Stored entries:

★ ★ ★

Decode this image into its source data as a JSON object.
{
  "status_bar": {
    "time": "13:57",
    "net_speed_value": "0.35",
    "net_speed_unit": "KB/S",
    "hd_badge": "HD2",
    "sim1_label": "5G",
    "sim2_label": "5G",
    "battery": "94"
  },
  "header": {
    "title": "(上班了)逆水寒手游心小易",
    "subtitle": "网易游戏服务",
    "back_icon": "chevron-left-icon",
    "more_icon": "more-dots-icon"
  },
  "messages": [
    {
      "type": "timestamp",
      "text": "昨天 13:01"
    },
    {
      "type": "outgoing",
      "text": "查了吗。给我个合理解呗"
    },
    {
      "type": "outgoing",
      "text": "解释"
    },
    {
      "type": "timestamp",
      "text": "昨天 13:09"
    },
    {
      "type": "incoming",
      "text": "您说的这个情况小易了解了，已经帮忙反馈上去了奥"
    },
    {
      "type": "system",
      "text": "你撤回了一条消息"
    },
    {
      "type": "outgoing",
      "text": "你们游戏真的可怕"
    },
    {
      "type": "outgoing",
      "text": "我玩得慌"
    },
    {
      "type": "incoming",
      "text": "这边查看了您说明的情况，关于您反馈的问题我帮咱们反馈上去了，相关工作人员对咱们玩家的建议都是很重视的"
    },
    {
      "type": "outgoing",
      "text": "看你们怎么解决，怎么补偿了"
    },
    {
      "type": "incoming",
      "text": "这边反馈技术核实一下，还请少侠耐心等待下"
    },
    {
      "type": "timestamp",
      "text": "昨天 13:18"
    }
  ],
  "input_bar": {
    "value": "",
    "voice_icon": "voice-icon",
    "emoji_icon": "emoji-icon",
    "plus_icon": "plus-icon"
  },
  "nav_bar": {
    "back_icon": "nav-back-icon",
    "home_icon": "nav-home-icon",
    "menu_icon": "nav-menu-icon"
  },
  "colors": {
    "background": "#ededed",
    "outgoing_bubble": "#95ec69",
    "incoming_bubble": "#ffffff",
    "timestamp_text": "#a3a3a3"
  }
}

★ ★ ★

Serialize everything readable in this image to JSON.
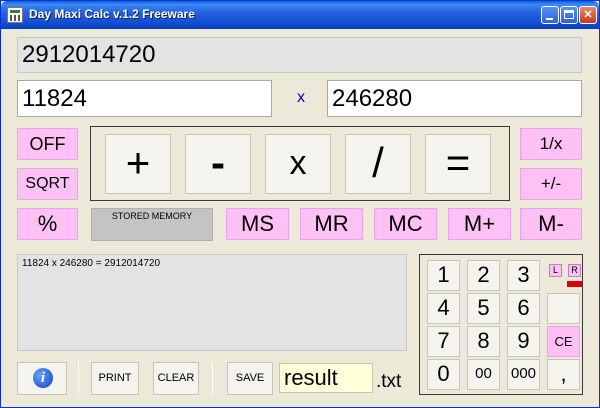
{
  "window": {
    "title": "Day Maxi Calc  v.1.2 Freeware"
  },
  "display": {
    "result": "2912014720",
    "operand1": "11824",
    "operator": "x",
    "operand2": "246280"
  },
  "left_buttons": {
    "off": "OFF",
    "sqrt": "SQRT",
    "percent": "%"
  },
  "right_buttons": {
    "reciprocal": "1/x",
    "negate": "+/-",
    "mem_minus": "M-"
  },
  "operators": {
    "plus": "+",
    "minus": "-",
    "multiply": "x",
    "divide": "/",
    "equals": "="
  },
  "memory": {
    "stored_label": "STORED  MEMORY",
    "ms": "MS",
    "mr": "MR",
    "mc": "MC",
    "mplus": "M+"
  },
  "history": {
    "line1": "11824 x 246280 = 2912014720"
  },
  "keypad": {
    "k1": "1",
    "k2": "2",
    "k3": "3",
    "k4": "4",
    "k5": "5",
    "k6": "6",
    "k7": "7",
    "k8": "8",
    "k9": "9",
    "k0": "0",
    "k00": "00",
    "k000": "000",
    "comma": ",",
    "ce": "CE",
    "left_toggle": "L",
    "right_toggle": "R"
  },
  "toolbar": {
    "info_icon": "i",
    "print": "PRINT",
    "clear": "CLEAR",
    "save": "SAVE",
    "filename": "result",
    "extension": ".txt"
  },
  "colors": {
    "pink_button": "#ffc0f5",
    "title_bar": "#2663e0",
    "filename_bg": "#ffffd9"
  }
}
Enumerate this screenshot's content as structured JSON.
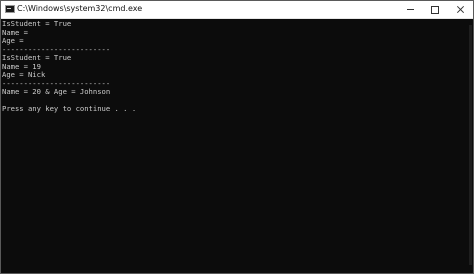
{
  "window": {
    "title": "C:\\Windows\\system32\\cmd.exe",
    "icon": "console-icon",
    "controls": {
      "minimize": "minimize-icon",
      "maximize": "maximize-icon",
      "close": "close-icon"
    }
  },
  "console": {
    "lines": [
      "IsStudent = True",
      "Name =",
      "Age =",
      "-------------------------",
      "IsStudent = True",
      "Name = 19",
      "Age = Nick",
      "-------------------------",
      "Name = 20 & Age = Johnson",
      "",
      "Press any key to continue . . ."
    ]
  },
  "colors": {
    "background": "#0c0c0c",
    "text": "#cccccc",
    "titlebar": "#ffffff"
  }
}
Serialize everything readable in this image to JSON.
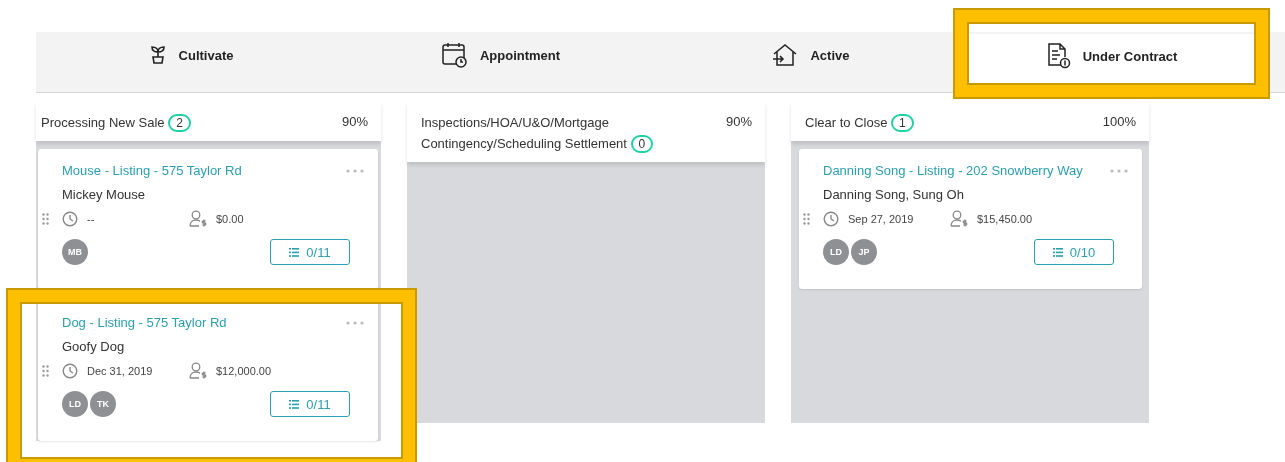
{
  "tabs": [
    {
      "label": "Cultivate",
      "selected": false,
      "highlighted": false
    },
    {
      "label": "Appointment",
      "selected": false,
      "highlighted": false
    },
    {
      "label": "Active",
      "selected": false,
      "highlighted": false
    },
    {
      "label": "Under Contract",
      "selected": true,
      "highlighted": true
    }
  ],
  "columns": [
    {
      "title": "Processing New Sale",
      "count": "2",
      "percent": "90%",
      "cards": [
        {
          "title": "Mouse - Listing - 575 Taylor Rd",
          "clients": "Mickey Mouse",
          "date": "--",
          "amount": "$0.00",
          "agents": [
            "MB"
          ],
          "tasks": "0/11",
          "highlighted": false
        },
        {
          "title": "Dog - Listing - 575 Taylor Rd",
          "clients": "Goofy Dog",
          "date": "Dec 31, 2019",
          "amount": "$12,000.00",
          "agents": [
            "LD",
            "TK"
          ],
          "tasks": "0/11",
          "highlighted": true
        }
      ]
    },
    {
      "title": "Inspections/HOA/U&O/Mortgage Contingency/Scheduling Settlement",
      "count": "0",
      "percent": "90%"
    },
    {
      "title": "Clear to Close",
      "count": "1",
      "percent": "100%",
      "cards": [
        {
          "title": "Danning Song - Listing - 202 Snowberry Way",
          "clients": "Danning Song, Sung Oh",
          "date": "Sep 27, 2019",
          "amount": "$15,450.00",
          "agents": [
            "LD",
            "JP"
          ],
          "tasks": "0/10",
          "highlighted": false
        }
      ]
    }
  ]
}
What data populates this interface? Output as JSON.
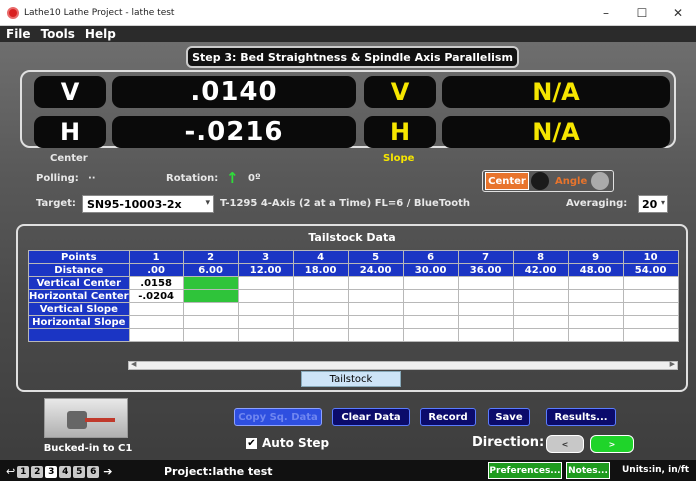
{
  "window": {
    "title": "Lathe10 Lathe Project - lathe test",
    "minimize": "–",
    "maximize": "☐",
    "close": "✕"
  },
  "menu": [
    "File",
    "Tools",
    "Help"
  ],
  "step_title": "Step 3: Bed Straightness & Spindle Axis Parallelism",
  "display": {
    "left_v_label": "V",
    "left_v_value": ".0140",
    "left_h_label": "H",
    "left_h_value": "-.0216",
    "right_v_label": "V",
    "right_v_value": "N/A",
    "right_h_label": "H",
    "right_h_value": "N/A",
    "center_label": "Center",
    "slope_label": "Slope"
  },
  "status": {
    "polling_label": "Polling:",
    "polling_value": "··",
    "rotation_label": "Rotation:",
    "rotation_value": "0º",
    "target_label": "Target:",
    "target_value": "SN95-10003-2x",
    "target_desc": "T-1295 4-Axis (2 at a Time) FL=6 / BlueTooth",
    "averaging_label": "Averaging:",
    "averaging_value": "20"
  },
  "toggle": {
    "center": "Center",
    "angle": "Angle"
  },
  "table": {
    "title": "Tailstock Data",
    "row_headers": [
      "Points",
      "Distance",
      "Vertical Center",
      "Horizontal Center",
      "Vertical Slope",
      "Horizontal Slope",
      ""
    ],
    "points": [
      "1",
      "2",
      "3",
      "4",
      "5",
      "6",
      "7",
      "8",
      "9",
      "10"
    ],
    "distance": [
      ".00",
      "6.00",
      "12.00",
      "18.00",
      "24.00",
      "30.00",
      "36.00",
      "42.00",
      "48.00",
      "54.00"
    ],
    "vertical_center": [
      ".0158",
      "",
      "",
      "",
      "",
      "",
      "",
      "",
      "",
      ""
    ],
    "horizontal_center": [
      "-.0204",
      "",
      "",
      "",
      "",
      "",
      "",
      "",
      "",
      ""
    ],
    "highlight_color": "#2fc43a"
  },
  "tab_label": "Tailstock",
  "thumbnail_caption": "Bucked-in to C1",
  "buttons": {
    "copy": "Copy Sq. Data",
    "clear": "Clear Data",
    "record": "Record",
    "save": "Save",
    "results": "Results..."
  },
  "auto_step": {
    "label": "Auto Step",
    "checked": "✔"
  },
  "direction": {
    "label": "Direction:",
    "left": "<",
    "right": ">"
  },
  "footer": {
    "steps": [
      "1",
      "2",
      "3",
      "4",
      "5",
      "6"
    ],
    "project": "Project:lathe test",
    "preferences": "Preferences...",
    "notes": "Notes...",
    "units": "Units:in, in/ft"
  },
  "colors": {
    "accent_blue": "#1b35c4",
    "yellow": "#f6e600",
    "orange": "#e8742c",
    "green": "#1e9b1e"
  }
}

★ ★ ★

__Goal of the exercise__
Identify every line above that includes the word "lathe", and show those lines.

__The answer__
    "title": "Lathe10 Lathe Project - lathe test",
    "project": "Project:lathe test",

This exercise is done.